SET EXERCISE
Go through the data below line by line and count those containing the word "Tháng". Reply with the count only.

Stored data
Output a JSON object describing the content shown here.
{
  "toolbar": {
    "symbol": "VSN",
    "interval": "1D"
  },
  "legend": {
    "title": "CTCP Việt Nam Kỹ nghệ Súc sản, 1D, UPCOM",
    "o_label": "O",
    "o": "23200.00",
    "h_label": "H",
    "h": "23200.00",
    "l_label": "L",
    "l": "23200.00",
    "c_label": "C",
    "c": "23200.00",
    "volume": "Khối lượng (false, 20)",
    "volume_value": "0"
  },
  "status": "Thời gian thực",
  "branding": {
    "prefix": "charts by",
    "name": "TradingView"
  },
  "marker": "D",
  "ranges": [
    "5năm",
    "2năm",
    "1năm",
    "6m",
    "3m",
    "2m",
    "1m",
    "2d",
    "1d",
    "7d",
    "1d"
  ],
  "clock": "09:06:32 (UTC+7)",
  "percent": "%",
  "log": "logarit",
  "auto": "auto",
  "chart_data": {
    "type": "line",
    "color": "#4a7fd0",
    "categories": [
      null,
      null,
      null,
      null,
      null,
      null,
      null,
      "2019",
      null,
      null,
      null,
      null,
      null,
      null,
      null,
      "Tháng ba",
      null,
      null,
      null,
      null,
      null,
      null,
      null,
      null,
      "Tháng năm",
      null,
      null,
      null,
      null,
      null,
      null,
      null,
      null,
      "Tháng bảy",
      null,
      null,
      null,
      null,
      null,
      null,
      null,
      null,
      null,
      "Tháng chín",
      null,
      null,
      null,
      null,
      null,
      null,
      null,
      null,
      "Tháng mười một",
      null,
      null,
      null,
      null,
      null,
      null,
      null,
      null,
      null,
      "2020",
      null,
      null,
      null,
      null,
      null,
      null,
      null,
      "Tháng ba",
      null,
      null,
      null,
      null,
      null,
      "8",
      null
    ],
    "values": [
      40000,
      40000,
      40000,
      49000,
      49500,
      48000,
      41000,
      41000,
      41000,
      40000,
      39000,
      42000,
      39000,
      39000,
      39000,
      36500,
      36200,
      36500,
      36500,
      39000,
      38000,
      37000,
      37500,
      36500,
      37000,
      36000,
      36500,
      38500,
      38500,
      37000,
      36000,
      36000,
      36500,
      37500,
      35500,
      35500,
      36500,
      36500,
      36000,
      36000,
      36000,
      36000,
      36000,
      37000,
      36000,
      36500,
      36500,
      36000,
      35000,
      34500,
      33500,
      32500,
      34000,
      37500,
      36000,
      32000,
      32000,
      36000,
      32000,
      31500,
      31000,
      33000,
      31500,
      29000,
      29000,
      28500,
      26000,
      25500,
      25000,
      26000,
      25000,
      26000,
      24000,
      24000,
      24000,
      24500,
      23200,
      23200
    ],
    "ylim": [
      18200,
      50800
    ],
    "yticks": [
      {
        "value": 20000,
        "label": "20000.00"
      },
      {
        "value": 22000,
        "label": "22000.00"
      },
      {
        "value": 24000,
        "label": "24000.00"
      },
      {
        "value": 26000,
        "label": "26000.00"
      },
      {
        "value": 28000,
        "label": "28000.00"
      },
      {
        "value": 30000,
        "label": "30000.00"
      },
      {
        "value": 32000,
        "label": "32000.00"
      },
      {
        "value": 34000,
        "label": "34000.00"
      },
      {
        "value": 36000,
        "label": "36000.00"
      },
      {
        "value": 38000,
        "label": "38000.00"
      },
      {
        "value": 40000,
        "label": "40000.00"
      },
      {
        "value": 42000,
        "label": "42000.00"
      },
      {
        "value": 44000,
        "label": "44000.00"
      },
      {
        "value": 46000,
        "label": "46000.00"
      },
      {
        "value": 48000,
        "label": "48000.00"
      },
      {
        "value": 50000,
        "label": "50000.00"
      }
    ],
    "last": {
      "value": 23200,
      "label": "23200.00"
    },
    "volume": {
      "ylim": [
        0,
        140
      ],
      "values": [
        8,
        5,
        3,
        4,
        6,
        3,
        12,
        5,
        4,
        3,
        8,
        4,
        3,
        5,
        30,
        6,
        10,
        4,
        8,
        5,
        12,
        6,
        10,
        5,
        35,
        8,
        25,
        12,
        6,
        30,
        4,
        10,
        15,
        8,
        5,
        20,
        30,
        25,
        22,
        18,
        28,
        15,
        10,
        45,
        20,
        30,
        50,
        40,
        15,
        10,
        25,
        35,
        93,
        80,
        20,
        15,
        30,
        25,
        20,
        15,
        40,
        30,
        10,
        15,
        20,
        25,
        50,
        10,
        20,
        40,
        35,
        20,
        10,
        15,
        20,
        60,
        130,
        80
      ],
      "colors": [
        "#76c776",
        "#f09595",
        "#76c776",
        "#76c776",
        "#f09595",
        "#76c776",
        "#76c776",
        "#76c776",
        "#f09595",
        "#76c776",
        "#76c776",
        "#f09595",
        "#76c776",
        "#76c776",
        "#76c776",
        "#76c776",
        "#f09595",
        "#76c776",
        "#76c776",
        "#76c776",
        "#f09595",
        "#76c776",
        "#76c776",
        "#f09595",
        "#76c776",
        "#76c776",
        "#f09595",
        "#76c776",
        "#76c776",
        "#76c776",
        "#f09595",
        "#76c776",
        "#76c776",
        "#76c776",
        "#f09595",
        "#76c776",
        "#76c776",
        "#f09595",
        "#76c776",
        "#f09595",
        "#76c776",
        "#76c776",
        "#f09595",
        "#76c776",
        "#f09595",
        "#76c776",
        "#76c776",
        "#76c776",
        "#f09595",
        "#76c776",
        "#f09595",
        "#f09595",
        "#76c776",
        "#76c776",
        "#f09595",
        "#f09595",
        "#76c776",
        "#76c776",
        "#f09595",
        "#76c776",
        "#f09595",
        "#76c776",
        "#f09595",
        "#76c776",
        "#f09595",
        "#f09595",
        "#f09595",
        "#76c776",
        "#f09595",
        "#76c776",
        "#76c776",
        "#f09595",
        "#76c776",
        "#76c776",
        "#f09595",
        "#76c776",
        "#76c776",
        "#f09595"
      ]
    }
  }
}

TASK SOLUTION
6